> EXCERPTED PASSAGE:
# Basswood needed



## Woodomaker (Feb 3, 2012)

Anyone know where u can get Basswood.....wife took up carving and the prices in STL seem high?


----------



## hamish (Feb 3, 2012)

I got lots of it in my bush and even some in my woodpile!

To buy basswood its regionally dependant, around here most that are cut are left to rot in the bush, I think differently,most of my basswood logs get milled up and traded to a woodshop, as they use basswood for most of there mouldings and trim pieces, everything else I burn. I can see why carvers love it, its the clearest wood I have ever seen. I gladly go pick up basswood logs at landing sights for nothing, just to use them as firewood, some just dont se the value in certain species of wood.


----------



## GeeVee (Feb 3, 2012)

I, Sir and Madam, have lots of Basswood, and would be happy for you to get some from me. 

PM me for a phone number of mine and we can establish a dialogue....

(i think I might have some photos)


----------



## GeeVee (Feb 3, 2012)

In m y sig is a link to webshots... Logs and Saw parts album.

> DATASET ROWS:
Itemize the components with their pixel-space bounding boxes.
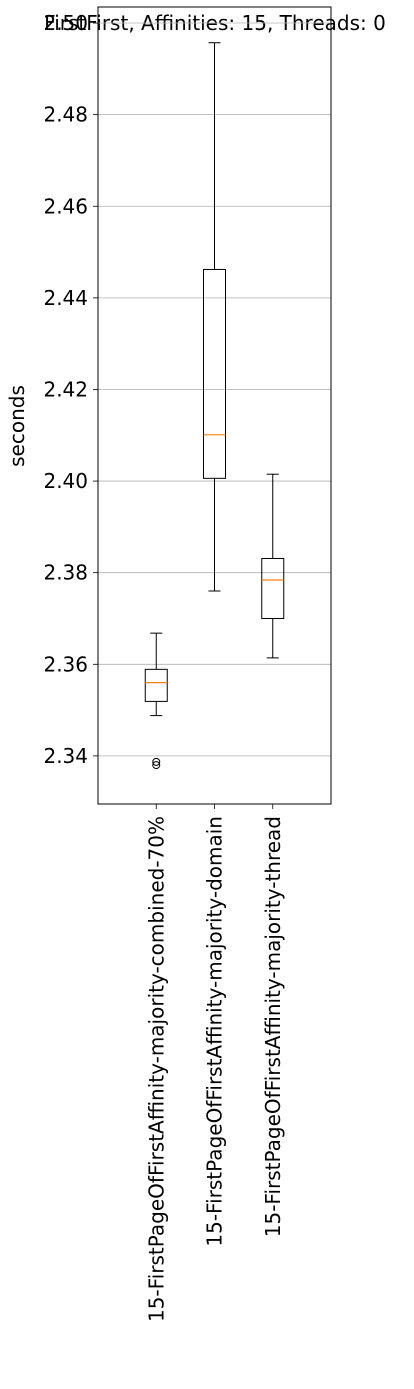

==

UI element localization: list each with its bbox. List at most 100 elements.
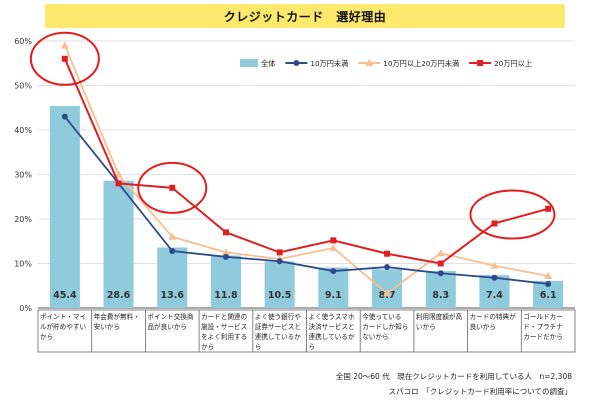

> PROBLEMS TO WORK ON:
1. In the basswood thread, why does hamish have most of his basswood logs milled and traded to a woodshop? Answer in one to three sentences.
2. Write out the part of the basswood thread that runs from "Anyone know where" to "species of wood.", word for word.
The lines above are separate material and have no connection to the basswood thread.

> COMPLETE ANSWERS:
1. The woodshop uses basswood for most of its moldings and trim pieces.

2.
Anyone know where u can get Basswood.....wife took up carving and the prices in STL seem high?


----------



## hamish (Feb 3, 2012)

I got lots of it in my bush and even some in my woodpile!

To buy basswood its regionally dependant, around here most that are cut are left to rot in the bush, I think differently,most of my basswood logs get milled up and traded to a woodshop, as they use basswood for most of there mouldings and trim pieces, everything else I burn. I can see why carvers love it, its the clearest wood I have ever seen. I gladly go pick up basswood logs at landing sights for nothing, just to use them as firewood, some just dont se the value in certain species of wood.